Source data:
⁂
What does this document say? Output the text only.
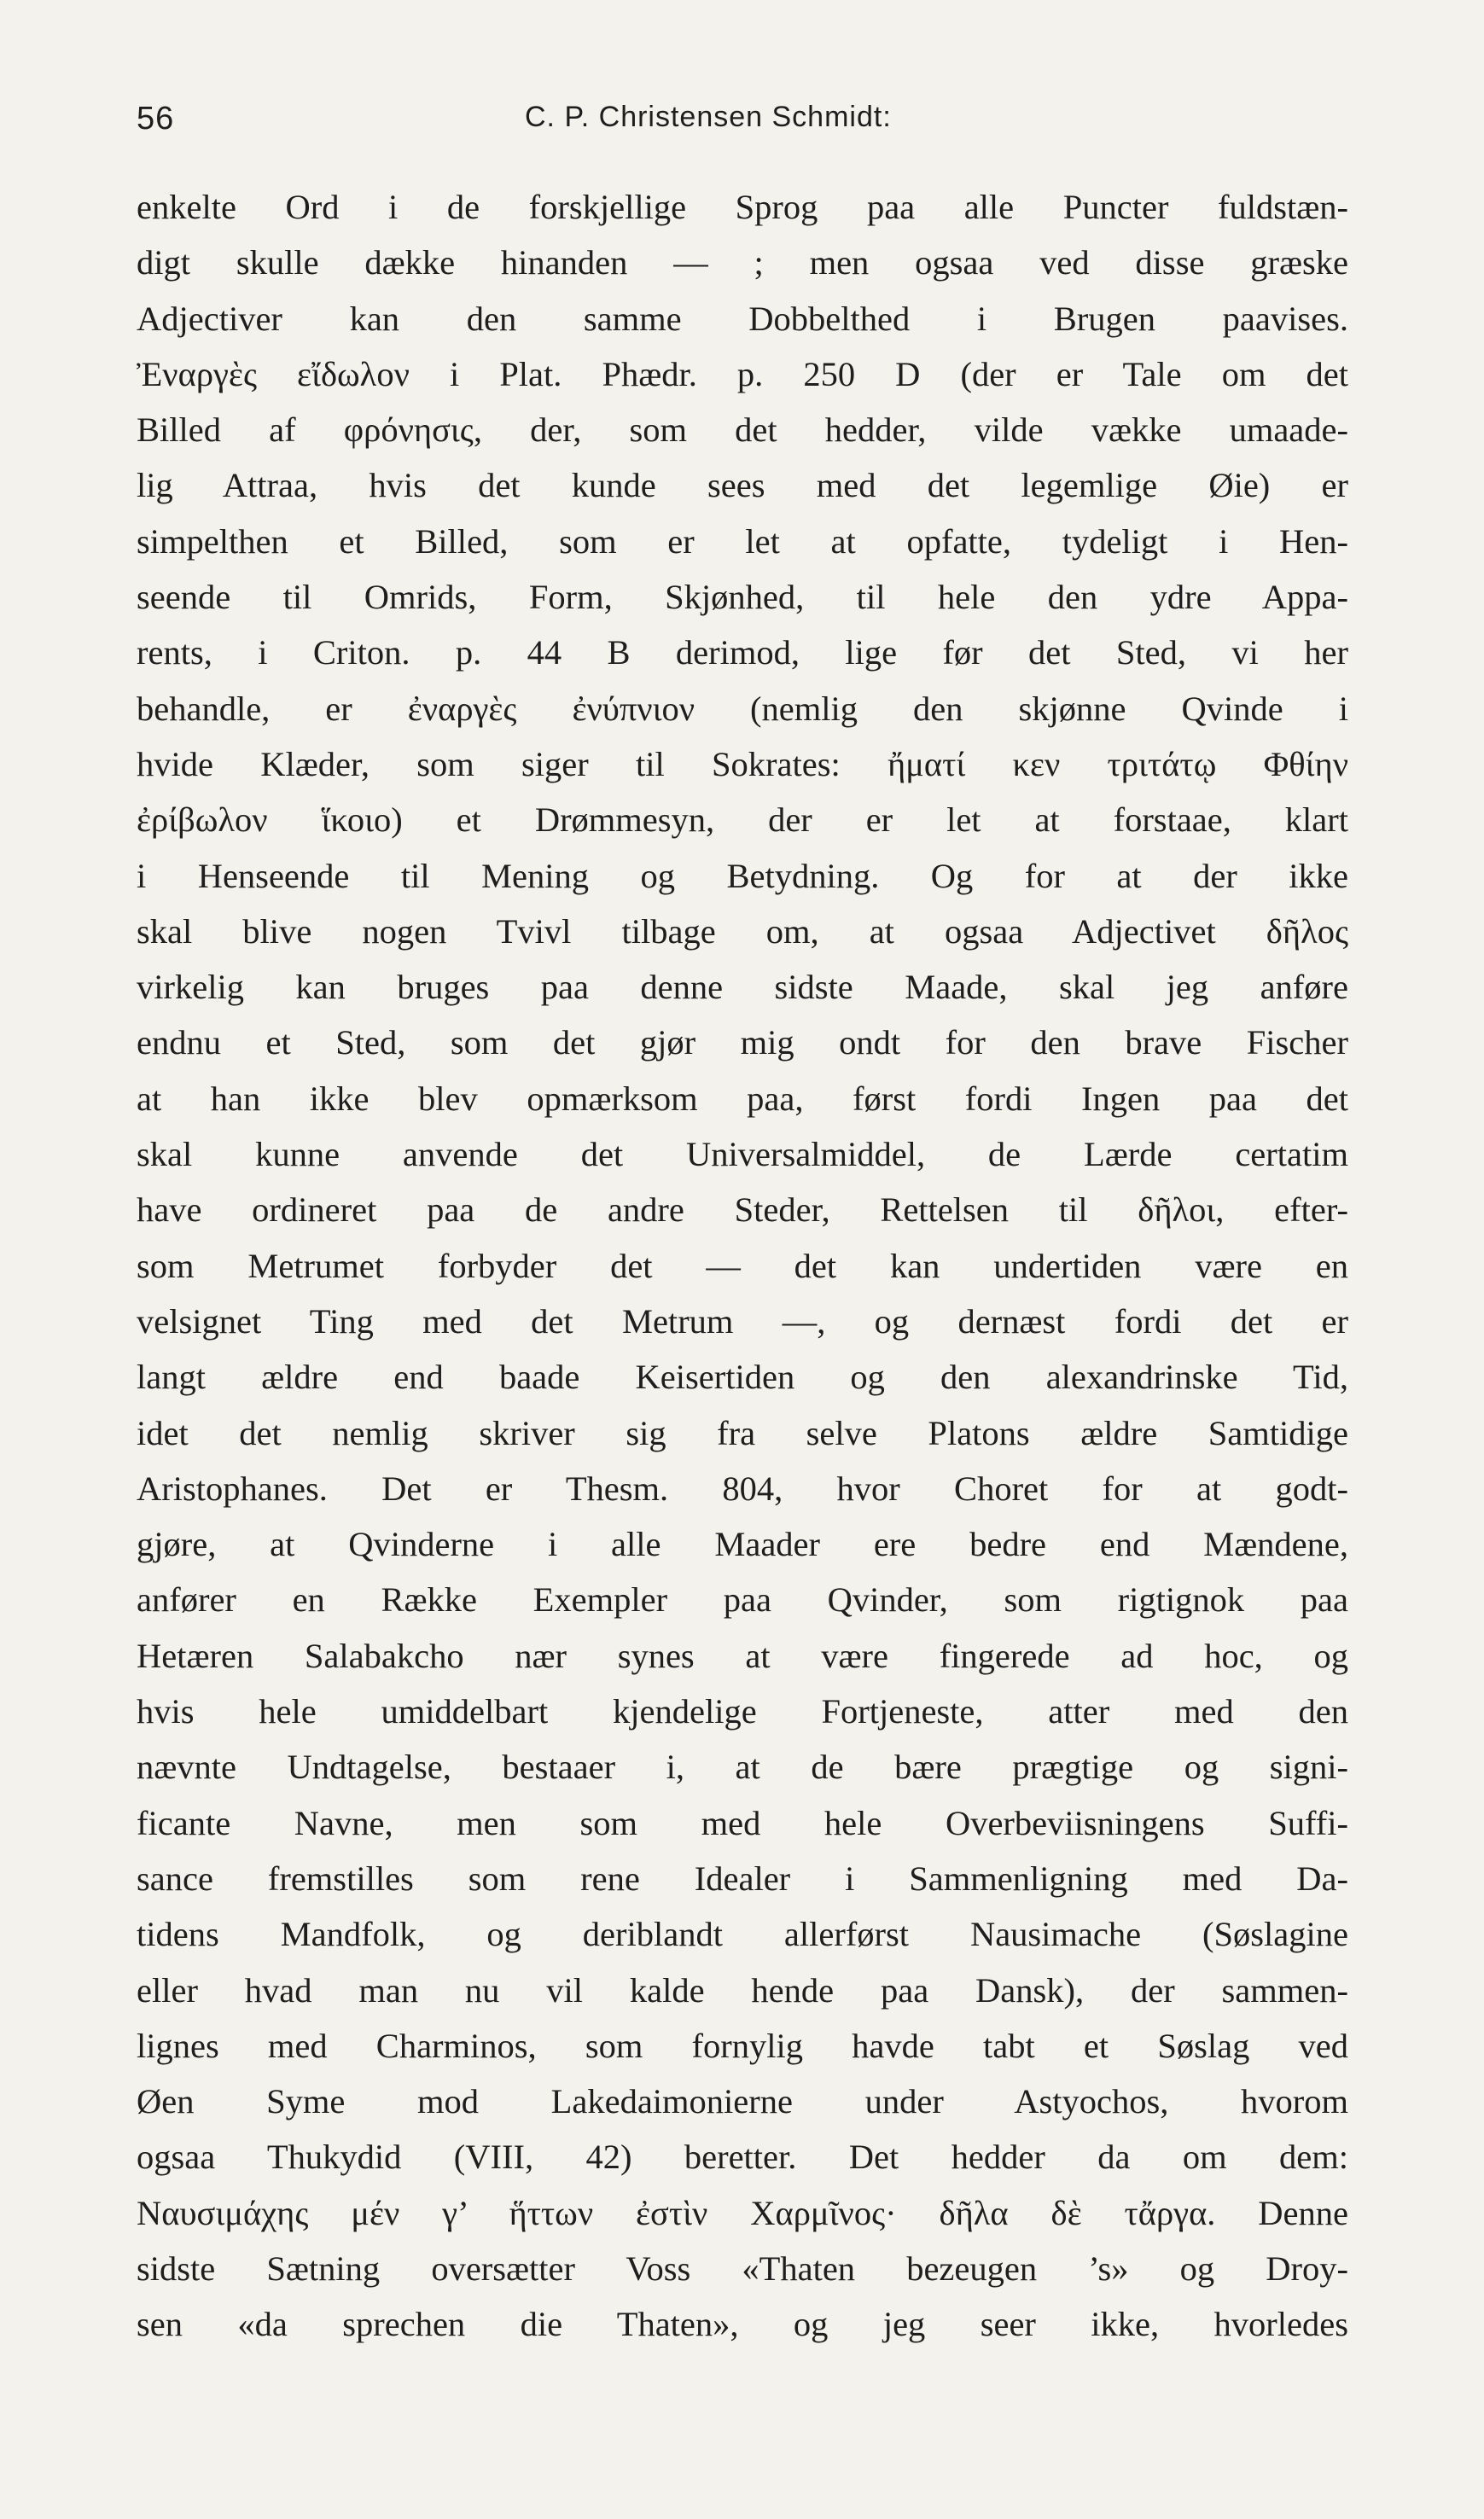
56	C. P. Christensen Schmidt:
enkelte Ord i de forskjellige Sprog paa alle Puncter fuldstæn-
digt skulle dække hinanden — ; men ogsaa ved disse græske
Adjectiver kan den samme Dobbelthed i Brugen paavises.
Ἐναργὲς εἴδωλον i Plat. Phædr. p. 250 D (der er Tale om det
Billed af φρόνησις, der, som det hedder, vilde vække umaade-
lig Attraa, hvis det kunde sees med det legemlige Øie) er
simpelthen et Billed, som er let at opfatte, tydeligt i Hen-
seende til Omrids, Form, Skjønhed, til hele den ydre Appa-
rents, i Criton. p. 44 B derimod, lige før det Sted, vi her
behandle, er ἐναργὲς ἐνύπνιον (nemlig den skjønne Qvinde i
hvide Klæder, som siger til Sokrates: ἤματί κεν τριτάτῳ Φθίην
ἐρίβωλον ἵκοιο) et Drømmesyn, der er let at forstaae, klart
i Henseende til Mening og Betydning. Og for at der ikke
skal blive nogen Tvivl tilbage om, at ogsaa Adjectivet δῆλος
virkelig kan bruges paa denne sidste Maade, skal jeg anføre
endnu et Sted, som det gjør mig ondt for den brave Fischer
at han ikke blev opmærksom paa, først fordi Ingen paa det
skal kunne anvende det Universalmiddel, de Lærde certatim
have ordineret paa de andre Steder, Rettelsen til δῆλοι, efter-
som Metrumet forbyder det — det kan undertiden være en
velsignet Ting med det Metrum —, og dernæst fordi det er
langt ældre end baade Keisertiden og den alexandrinske Tid,
idet det nemlig skriver sig fra selve Platons ældre Samtidige
Aristophanes. Det er Thesm. 804, hvor Choret for at godt-
gjøre, at Qvinderne i alle Maader ere bedre end Mændene,
anfører en Række Exempler paa Qvinder, som rigtignok paa
Hetæren Salabakcho nær synes at være fingerede ad hoc, og
hvis hele umiddelbart kjendelige Fortjeneste, atter med den
nævnte Undtagelse, bestaaer i, at de bære prægtige og signi-
ficante Navne, men som med hele Overbeviisningens Suffi-
sance fremstilles som rene Idealer i Sammenligning med Da-
tidens Mandfolk, og deriblandt allerførst Nausimache (Søslagine
eller hvad man nu vil kalde hende paa Dansk), der sammen-
lignes med Charminos, som fornylig havde tabt et Søslag ved
Øen Syme mod Lakedaimonierne under Astyochos, hvorom
ogsaa Thukydid (VIII, 42) beretter. Det hedder da om dem:
Ναυσιμάχης μέν γ’ ἥττων ἐστὶν Χαρμῖνος· δῆλα δὲ τἄργα. Denne
sidste Sætning oversætter Voss «Thaten bezeugen ’s» og Droy-
sen «da sprechen die Thaten», og jeg seer ikke, hvorledes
⁂
### PROBLEM STATEMENT
Transcribe the listing above verbatim. Omit the pictures.

### RESULT FOR THIS TASK
What does this document say? Output the text only.
56	C. P. Christensen Schmidt:
enkelte Ord i de forskjellige Sprog paa alle Puncter fuldstæn-
digt skulle dække hinanden — ; men ogsaa ved disse græske
Adjectiver kan den samme Dobbelthed i Brugen paavises.
Ἐναργὲς εἴδωλον i Plat. Phædr. p. 250 D (der er Tale om det
Billed af φρόνησις, der, som det hedder, vilde vække umaade-
lig Attraa, hvis det kunde sees med det legemlige Øie) er
simpelthen et Billed, som er let at opfatte, tydeligt i Hen-
seende til Omrids, Form, Skjønhed, til hele den ydre Appa-
rents, i Criton. p. 44 B derimod, lige før det Sted, vi her
behandle, er ἐναργὲς ἐνύπνιον (nemlig den skjønne Qvinde i
hvide Klæder, som siger til Sokrates: ἤματί κεν τριτάτῳ Φθίην
ἐρίβωλον ἵκοιο) et Drømmesyn, der er let at forstaae, klart
i Henseende til Mening og Betydning. Og for at der ikke
skal blive nogen Tvivl tilbage om, at ogsaa Adjectivet δῆλος
virkelig kan bruges paa denne sidste Maade, skal jeg anføre
endnu et Sted, som det gjør mig ondt for den brave Fischer
at han ikke blev opmærksom paa, først fordi Ingen paa det
skal kunne anvende det Universalmiddel, de Lærde certatim
have ordineret paa de andre Steder, Rettelsen til δῆλοι, efter-
som Metrumet forbyder det — det kan undertiden være en
velsignet Ting med det Metrum —, og dernæst fordi det er
langt ældre end baade Keisertiden og den alexandrinske Tid,
idet det nemlig skriver sig fra selve Platons ældre Samtidige
Aristophanes. Det er Thesm. 804, hvor Choret for at godt-
gjøre, at Qvinderne i alle Maader ere bedre end Mændene,
anfører en Række Exempler paa Qvinder, som rigtignok paa
Hetæren Salabakcho nær synes at være fingerede ad hoc, og
hvis hele umiddelbart kjendelige Fortjeneste, atter med den
nævnte Undtagelse, bestaaer i, at de bære prægtige og signi-
ficante Navne, men som med hele Overbeviisningens Suffi-
sance fremstilles som rene Idealer i Sammenligning med Da-
tidens Mandfolk, og deriblandt allerførst Nausimache (Søslagine
eller hvad man nu vil kalde hende paa Dansk), der sammen-
lignes med Charminos, som fornylig havde tabt et Søslag ved
Øen Syme mod Lakedaimonierne under Astyochos, hvorom
ogsaa Thukydid (VIII, 42) beretter. Det hedder da om dem:
Ναυσιμάχης μέν γ’ ἥττων ἐστὶν Χαρμῖνος· δῆλα δὲ τἄργα. Denne
sidste Sætning oversætter Voss «Thaten bezeugen ’s» og Droy-
sen «da sprechen die Thaten», og jeg seer ikke, hvorledes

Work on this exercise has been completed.